**WRITTEN EXERCISE**
All of the records below need to be copied exactly.

**SUPPLIED RECORDS**
▶

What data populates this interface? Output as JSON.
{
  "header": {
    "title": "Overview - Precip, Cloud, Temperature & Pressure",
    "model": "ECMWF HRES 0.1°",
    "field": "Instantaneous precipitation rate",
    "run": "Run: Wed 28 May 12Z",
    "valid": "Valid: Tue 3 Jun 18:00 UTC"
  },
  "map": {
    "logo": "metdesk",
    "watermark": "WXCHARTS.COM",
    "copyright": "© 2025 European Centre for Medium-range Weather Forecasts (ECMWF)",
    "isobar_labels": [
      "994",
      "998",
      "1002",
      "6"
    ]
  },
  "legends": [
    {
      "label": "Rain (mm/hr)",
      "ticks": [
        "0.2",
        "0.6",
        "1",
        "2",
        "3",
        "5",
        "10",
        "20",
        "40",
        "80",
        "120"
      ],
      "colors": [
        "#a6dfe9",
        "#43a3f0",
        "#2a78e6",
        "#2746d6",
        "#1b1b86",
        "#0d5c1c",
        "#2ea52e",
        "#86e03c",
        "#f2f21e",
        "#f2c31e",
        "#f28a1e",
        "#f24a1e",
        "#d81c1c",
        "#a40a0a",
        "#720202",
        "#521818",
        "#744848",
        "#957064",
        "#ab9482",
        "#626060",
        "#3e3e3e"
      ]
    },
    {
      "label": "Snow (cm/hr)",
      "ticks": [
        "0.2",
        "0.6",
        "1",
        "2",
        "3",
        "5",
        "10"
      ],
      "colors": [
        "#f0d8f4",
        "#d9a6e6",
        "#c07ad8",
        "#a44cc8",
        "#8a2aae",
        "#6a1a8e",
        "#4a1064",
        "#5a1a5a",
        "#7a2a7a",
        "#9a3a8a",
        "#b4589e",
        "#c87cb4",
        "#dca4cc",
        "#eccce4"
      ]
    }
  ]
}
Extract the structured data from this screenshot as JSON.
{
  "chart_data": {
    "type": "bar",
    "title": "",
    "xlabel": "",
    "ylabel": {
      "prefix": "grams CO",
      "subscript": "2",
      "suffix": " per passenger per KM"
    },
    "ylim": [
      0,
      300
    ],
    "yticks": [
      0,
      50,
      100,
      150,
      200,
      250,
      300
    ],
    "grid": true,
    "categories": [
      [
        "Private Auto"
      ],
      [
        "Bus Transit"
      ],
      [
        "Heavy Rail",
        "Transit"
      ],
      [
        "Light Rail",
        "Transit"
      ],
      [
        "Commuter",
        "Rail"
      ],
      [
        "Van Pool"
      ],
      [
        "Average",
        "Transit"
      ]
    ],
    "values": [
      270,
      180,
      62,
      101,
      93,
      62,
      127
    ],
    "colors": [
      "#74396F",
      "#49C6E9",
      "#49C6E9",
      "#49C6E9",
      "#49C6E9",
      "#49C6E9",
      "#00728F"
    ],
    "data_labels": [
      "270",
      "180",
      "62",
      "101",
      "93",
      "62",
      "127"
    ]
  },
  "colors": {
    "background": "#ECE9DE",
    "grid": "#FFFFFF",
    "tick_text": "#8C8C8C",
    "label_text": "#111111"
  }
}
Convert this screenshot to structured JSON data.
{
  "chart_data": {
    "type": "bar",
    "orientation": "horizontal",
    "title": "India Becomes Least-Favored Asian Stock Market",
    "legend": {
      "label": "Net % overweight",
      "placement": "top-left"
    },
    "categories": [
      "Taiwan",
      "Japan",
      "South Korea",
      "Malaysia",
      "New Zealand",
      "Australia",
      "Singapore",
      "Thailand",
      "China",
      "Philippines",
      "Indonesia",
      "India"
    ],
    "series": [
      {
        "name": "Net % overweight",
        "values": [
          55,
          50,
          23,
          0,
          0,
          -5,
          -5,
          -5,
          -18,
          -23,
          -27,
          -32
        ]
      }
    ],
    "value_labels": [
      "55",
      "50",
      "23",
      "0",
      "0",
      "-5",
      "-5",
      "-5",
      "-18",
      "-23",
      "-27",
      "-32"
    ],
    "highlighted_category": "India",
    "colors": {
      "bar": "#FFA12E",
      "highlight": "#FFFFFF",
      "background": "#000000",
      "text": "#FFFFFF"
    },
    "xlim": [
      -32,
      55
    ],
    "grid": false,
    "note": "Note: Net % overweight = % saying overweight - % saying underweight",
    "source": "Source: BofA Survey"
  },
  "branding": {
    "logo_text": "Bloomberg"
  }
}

◀

**RESULT OF THE TASK**
What data populates this interface? Output as JSON.
{
  "header": {
    "title": "Overview - Precip, Cloud, Temperature & Pressure",
    "model": "ECMWF HRES 0.1°",
    "field": "Instantaneous precipitation rate",
    "run": "Run: Wed 28 May 12Z",
    "valid": "Valid: Tue 3 Jun 18:00 UTC"
  },
  "map": {
    "logo": "metdesk",
    "watermark": "WXCHARTS.COM",
    "copyright": "© 2025 European Centre for Medium-range Weather Forecasts (ECMWF)",
    "isobar_labels": [
      "994",
      "998",
      "1002",
      "6"
    ]
  },
  "legends": [
    {
      "label": "Rain (mm/hr)",
      "ticks": [
        "0.2",
        "0.6",
        "1",
        "2",
        "3",
        "5",
        "10",
        "20",
        "40",
        "80",
        "120"
      ],
      "colors": [
        "#a6dfe9",
        "#43a3f0",
        "#2a78e6",
        "#2746d6",
        "#1b1b86",
        "#0d5c1c",
        "#2ea52e",
        "#86e03c",
        "#f2f21e",
        "#f2c31e",
        "#f28a1e",
        "#f24a1e",
        "#d81c1c",
        "#a40a0a",
        "#720202",
        "#521818",
        "#744848",
        "#957064",
        "#ab9482",
        "#626060",
        "#3e3e3e"
      ]
    },
    {
      "label": "Snow (cm/hr)",
      "ticks": [
        "0.2",
        "0.6",
        "1",
        "2",
        "3",
        "5",
        "10"
      ],
      "colors": [
        "#f0d8f4",
        "#d9a6e6",
        "#c07ad8",
        "#a44cc8",
        "#8a2aae",
        "#6a1a8e",
        "#4a1064",
        "#5a1a5a",
        "#7a2a7a",
        "#9a3a8a",
        "#b4589e",
        "#c87cb4",
        "#dca4cc",
        "#eccce4"
      ]
    }
  ]
}
Extract the structured data from this screenshot as JSON.
{
  "chart_data": {
    "type": "bar",
    "title": "",
    "xlabel": "",
    "ylabel": {
      "prefix": "grams CO",
      "subscript": "2",
      "suffix": " per passenger per KM"
    },
    "ylim": [
      0,
      300
    ],
    "yticks": [
      0,
      50,
      100,
      150,
      200,
      250,
      300
    ],
    "grid": true,
    "categories": [
      [
        "Private Auto"
      ],
      [
        "Bus Transit"
      ],
      [
        "Heavy Rail",
        "Transit"
      ],
      [
        "Light Rail",
        "Transit"
      ],
      [
        "Commuter",
        "Rail"
      ],
      [
        "Van Pool"
      ],
      [
        "Average",
        "Transit"
      ]
    ],
    "values": [
      270,
      180,
      62,
      101,
      93,
      62,
      127
    ],
    "colors": [
      "#74396F",
      "#49C6E9",
      "#49C6E9",
      "#49C6E9",
      "#49C6E9",
      "#49C6E9",
      "#00728F"
    ],
    "data_labels": [
      "270",
      "180",
      "62",
      "101",
      "93",
      "62",
      "127"
    ]
  },
  "colors": {
    "background": "#ECE9DE",
    "grid": "#FFFFFF",
    "tick_text": "#8C8C8C",
    "label_text": "#111111"
  }
}
Convert this screenshot to structured JSON data.
{
  "chart_data": {
    "type": "bar",
    "orientation": "horizontal",
    "title": "India Becomes Least-Favored Asian Stock Market",
    "legend": {
      "label": "Net % overweight",
      "placement": "top-left"
    },
    "categories": [
      "Taiwan",
      "Japan",
      "South Korea",
      "Malaysia",
      "New Zealand",
      "Australia",
      "Singapore",
      "Thailand",
      "China",
      "Philippines",
      "Indonesia",
      "India"
    ],
    "series": [
      {
        "name": "Net % overweight",
        "values": [
          55,
          50,
          23,
          0,
          0,
          -5,
          -5,
          -5,
          -18,
          -23,
          -27,
          -32
        ]
      }
    ],
    "value_labels": [
      "55",
      "50",
      "23",
      "0",
      "0",
      "-5",
      "-5",
      "-5",
      "-18",
      "-23",
      "-27",
      "-32"
    ],
    "highlighted_category": "India",
    "colors": {
      "bar": "#FFA12E",
      "highlight": "#FFFFFF",
      "background": "#000000",
      "text": "#FFFFFF"
    },
    "xlim": [
      -32,
      55
    ],
    "grid": false,
    "note": "Note: Net % overweight = % saying overweight - % saying underweight",
    "source": "Source: BofA Survey"
  },
  "branding": {
    "logo_text": "Bloomberg"
  }
}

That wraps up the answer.